Records from a dataset:
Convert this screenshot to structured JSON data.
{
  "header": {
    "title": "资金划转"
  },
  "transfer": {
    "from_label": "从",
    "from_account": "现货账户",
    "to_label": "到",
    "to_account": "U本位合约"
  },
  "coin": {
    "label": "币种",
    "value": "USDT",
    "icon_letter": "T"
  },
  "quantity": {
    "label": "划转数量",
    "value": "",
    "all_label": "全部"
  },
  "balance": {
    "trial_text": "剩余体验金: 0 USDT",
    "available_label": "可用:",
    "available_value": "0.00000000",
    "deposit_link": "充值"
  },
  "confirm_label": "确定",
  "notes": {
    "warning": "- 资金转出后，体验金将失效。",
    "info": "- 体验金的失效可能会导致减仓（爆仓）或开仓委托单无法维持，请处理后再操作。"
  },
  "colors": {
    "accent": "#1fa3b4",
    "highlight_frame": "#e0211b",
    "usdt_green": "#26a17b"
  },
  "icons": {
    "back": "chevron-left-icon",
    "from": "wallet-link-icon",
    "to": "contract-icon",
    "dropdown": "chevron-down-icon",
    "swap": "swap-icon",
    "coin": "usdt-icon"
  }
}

[What the task asks] Each line of the listing should be copied exactly.

[Answer to the problem]
Convert this screenshot to structured JSON data.
{
  "header": {
    "title": "资金划转"
  },
  "transfer": {
    "from_label": "从",
    "from_account": "现货账户",
    "to_label": "到",
    "to_account": "U本位合约"
  },
  "coin": {
    "label": "币种",
    "value": "USDT",
    "icon_letter": "T"
  },
  "quantity": {
    "label": "划转数量",
    "value": "",
    "all_label": "全部"
  },
  "balance": {
    "trial_text": "剩余体验金: 0 USDT",
    "available_label": "可用:",
    "available_value": "0.00000000",
    "deposit_link": "充值"
  },
  "confirm_label": "确定",
  "notes": {
    "warning": "- 资金转出后，体验金将失效。",
    "info": "- 体验金的失效可能会导致减仓（爆仓）或开仓委托单无法维持，请处理后再操作。"
  },
  "colors": {
    "accent": "#1fa3b4",
    "highlight_frame": "#e0211b",
    "usdt_green": "#26a17b"
  },
  "icons": {
    "back": "chevron-left-icon",
    "from": "wallet-link-icon",
    "to": "contract-icon",
    "dropdown": "chevron-down-icon",
    "swap": "swap-icon",
    "coin": "usdt-icon"
  }
}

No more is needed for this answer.